=== SUPPLIED RECORDS ===

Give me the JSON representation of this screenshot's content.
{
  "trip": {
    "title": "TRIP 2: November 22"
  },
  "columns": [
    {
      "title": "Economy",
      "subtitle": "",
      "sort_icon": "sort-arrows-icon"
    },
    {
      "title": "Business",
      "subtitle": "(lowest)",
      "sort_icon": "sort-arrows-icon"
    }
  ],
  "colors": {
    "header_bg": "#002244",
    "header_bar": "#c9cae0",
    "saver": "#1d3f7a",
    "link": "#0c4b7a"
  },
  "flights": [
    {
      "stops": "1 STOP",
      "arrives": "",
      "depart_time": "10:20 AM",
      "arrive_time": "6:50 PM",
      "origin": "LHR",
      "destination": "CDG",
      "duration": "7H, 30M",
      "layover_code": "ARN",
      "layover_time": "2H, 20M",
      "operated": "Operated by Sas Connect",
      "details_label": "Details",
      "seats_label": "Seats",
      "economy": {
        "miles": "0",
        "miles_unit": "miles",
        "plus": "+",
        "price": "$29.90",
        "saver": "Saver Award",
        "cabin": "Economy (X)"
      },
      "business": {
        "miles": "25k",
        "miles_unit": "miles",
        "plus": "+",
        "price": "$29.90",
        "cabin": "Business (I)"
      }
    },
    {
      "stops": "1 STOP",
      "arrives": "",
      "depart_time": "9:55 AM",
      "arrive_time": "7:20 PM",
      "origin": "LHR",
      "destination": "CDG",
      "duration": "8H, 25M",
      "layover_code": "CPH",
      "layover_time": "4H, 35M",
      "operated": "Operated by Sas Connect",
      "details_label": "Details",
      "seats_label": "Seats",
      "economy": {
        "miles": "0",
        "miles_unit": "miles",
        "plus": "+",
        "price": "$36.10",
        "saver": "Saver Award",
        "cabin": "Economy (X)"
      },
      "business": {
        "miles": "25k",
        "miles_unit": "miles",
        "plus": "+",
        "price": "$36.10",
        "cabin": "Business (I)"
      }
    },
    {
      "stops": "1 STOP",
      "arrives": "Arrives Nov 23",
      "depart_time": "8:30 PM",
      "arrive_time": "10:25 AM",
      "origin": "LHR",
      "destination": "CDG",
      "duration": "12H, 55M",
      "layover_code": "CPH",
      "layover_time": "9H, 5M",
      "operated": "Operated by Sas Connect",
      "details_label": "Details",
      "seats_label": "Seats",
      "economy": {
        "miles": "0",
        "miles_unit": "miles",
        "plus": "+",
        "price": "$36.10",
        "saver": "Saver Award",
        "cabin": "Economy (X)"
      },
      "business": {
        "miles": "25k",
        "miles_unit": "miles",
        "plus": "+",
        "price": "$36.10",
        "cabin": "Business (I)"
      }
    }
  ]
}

===

### WORK TO DO:
All of the entries must be quoted exactly; please include each one.

### EXERCISE OUTPUT:
Give me the JSON representation of this screenshot's content.
{
  "trip": {
    "title": "TRIP 2: November 22"
  },
  "columns": [
    {
      "title": "Economy",
      "subtitle": "",
      "sort_icon": "sort-arrows-icon"
    },
    {
      "title": "Business",
      "subtitle": "(lowest)",
      "sort_icon": "sort-arrows-icon"
    }
  ],
  "colors": {
    "header_bg": "#002244",
    "header_bar": "#c9cae0",
    "saver": "#1d3f7a",
    "link": "#0c4b7a"
  },
  "flights": [
    {
      "stops": "1 STOP",
      "arrives": "",
      "depart_time": "10:20 AM",
      "arrive_time": "6:50 PM",
      "origin": "LHR",
      "destination": "CDG",
      "duration": "7H, 30M",
      "layover_code": "ARN",
      "layover_time": "2H, 20M",
      "operated": "Operated by Sas Connect",
      "details_label": "Details",
      "seats_label": "Seats",
      "economy": {
        "miles": "0",
        "miles_unit": "miles",
        "plus": "+",
        "price": "$29.90",
        "saver": "Saver Award",
        "cabin": "Economy (X)"
      },
      "business": {
        "miles": "25k",
        "miles_unit": "miles",
        "plus": "+",
        "price": "$29.90",
        "cabin": "Business (I)"
      }
    },
    {
      "stops": "1 STOP",
      "arrives": "",
      "depart_time": "9:55 AM",
      "arrive_time": "7:20 PM",
      "origin": "LHR",
      "destination": "CDG",
      "duration": "8H, 25M",
      "layover_code": "CPH",
      "layover_time": "4H, 35M",
      "operated": "Operated by Sas Connect",
      "details_label": "Details",
      "seats_label": "Seats",
      "economy": {
        "miles": "0",
        "miles_unit": "miles",
        "plus": "+",
        "price": "$36.10",
        "saver": "Saver Award",
        "cabin": "Economy (X)"
      },
      "business": {
        "miles": "25k",
        "miles_unit": "miles",
        "plus": "+",
        "price": "$36.10",
        "cabin": "Business (I)"
      }
    },
    {
      "stops": "1 STOP",
      "arrives": "Arrives Nov 23",
      "depart_time": "8:30 PM",
      "arrive_time": "10:25 AM",
      "origin": "LHR",
      "destination": "CDG",
      "duration": "12H, 55M",
      "layover_code": "CPH",
      "layover_time": "9H, 5M",
      "operated": "Operated by Sas Connect",
      "details_label": "Details",
      "seats_label": "Seats",
      "economy": {
        "miles": "0",
        "miles_unit": "miles",
        "plus": "+",
        "price": "$36.10",
        "saver": "Saver Award",
        "cabin": "Economy (X)"
      },
      "business": {
        "miles": "25k",
        "miles_unit": "miles",
        "plus": "+",
        "price": "$36.10",
        "cabin": "Business (I)"
      }
    }
  ]
}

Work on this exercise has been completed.